* _WORK TO COMPLETE_:
Show each line from the listing that includes the word "points".

* _DATA SUPPLIED_:
BEGIN

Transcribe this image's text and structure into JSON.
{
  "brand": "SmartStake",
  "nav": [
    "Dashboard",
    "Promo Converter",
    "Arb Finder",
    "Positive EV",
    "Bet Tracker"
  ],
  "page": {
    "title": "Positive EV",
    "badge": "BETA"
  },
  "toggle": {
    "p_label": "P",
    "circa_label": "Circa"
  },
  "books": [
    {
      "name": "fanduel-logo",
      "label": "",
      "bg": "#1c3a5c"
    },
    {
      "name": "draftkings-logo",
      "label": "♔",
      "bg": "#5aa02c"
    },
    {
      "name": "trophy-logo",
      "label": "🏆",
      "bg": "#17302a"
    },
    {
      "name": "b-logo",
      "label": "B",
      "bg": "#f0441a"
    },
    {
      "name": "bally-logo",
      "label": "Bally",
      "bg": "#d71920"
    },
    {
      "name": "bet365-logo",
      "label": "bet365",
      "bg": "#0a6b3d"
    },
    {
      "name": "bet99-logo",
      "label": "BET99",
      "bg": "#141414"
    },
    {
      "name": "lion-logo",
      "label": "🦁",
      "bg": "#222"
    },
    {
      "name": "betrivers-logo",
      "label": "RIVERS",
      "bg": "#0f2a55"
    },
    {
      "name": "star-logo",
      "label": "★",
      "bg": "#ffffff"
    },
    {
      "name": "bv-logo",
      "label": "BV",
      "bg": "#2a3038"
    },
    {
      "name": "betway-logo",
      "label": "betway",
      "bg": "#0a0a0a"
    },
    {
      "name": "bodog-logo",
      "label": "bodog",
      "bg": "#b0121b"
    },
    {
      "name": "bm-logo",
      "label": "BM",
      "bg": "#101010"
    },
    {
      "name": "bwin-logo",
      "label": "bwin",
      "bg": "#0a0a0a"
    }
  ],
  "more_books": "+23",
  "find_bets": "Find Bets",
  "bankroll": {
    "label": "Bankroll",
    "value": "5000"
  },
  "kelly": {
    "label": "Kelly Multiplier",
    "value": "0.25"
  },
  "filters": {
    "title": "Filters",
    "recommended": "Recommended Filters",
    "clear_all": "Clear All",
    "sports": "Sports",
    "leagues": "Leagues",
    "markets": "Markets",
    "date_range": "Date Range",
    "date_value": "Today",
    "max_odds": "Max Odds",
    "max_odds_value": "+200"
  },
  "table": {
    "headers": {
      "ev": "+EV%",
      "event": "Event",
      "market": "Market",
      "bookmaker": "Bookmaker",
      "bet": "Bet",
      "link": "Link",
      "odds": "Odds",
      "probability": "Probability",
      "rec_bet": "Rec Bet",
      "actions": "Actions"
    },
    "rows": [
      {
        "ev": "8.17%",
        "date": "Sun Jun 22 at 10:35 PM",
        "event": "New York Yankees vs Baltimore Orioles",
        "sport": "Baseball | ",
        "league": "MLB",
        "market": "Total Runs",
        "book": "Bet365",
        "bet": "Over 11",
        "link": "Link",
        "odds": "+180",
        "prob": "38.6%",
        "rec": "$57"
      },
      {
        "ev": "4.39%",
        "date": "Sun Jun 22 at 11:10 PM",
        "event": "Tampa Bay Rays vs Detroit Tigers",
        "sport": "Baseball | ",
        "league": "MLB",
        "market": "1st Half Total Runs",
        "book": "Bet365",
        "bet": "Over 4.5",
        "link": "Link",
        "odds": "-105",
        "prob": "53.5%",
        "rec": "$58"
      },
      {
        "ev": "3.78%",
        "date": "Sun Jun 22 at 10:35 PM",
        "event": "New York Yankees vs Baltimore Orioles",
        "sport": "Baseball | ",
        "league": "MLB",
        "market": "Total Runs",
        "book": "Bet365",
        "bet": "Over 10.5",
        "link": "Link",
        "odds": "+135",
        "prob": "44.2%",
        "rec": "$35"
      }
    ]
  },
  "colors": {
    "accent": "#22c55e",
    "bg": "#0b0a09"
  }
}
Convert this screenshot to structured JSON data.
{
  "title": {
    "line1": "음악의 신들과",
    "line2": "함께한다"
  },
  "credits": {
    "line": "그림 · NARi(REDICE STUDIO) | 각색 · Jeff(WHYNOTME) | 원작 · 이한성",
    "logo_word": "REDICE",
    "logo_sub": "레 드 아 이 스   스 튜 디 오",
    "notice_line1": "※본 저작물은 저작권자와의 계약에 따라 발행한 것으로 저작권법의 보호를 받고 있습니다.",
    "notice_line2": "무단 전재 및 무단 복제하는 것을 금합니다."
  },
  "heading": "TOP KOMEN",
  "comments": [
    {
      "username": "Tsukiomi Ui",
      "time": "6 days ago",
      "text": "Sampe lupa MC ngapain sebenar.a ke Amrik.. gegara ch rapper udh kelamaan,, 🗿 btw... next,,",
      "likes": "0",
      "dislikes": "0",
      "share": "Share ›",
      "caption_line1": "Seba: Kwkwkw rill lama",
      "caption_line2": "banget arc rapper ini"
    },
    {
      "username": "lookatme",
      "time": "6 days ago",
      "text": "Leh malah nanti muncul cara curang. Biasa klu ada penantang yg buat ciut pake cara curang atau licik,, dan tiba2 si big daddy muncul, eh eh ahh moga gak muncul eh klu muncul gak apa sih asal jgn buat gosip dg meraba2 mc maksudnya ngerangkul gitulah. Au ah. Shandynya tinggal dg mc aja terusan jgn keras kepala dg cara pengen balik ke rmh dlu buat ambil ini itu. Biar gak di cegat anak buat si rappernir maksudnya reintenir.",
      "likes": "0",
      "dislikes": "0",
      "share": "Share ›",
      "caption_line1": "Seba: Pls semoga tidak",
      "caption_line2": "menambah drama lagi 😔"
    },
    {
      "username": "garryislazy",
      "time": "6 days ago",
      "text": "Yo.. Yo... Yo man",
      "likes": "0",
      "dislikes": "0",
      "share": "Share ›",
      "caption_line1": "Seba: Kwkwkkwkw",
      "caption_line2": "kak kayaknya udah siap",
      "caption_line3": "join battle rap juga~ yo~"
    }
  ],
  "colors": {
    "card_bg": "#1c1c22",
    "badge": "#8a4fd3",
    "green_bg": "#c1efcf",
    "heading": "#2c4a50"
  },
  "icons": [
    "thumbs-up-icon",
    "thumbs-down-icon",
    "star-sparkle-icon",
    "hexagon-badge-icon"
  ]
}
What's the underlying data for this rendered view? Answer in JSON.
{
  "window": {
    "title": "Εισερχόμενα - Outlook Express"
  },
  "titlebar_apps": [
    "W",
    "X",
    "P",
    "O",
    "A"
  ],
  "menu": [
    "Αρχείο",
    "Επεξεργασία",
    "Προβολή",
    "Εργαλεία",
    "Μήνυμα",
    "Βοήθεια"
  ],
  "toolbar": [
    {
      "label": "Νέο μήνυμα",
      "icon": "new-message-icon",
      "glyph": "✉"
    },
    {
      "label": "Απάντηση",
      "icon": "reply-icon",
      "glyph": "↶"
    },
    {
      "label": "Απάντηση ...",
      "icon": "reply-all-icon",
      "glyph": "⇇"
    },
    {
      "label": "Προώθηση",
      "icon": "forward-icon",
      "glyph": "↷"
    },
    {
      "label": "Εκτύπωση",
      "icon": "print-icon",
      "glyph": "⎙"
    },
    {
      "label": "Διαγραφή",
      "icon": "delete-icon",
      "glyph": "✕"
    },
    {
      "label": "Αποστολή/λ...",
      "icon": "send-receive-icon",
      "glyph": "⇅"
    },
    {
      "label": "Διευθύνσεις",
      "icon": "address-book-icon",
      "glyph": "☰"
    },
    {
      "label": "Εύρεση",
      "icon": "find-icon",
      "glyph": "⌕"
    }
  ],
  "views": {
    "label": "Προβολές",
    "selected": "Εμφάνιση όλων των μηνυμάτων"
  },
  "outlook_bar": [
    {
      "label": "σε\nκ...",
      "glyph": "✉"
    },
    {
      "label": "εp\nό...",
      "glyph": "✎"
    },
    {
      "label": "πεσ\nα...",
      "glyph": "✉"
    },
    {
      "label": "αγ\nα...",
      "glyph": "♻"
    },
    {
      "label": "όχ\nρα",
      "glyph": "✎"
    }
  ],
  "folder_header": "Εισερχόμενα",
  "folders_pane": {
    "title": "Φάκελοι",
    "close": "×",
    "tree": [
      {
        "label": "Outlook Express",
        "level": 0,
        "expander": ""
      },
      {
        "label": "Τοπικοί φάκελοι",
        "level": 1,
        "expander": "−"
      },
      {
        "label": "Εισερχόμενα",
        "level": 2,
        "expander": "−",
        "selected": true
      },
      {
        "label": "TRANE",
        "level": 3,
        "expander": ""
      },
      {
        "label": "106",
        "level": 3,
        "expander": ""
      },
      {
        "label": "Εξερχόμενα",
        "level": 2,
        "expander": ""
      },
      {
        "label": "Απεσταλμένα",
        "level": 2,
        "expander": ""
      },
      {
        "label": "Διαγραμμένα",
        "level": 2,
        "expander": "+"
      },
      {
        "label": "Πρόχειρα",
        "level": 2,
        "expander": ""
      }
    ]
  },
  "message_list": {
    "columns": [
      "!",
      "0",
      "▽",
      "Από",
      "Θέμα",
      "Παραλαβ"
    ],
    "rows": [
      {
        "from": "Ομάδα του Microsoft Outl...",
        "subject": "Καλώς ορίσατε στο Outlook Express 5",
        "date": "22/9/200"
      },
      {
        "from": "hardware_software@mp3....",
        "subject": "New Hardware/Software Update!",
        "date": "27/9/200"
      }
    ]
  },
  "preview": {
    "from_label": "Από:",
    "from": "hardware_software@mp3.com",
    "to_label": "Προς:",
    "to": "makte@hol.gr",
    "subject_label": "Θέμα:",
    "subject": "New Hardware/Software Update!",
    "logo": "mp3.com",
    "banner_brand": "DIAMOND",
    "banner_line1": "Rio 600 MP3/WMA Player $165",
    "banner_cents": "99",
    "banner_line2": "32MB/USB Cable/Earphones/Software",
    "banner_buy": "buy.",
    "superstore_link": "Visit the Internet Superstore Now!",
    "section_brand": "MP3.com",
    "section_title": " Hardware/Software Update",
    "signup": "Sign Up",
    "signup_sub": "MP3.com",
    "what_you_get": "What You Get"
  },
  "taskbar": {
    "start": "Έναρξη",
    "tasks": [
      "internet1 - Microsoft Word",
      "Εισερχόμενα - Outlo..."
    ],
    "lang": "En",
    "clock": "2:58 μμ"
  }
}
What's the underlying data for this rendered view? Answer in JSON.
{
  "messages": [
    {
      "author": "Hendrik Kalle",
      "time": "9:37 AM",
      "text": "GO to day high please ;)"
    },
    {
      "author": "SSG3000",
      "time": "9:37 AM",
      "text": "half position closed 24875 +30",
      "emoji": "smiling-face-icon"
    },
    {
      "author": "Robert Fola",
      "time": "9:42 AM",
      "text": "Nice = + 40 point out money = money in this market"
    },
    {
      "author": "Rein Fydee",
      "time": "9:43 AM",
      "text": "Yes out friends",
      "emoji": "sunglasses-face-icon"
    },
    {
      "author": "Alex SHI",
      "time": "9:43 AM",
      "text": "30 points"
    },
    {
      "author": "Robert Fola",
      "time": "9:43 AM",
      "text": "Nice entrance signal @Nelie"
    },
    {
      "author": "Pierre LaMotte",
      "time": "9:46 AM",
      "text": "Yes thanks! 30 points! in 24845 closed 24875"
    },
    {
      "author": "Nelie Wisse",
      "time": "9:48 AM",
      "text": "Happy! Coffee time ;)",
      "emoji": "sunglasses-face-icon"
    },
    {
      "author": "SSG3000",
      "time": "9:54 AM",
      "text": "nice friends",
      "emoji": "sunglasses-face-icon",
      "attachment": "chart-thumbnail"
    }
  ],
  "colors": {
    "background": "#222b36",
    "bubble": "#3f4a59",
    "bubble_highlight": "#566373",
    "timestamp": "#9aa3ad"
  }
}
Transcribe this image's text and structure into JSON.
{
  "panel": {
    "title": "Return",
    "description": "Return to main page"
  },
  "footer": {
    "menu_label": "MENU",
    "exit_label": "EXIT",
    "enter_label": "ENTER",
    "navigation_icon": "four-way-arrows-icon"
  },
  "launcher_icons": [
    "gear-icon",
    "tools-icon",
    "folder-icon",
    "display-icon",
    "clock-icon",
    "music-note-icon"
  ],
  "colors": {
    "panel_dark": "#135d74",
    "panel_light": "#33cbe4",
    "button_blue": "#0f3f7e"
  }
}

END

* _ANSWER TO THE TASK_:
      "text": "30 points"
      "text": "Yes thanks! 30 points! in 24845 closed 24875"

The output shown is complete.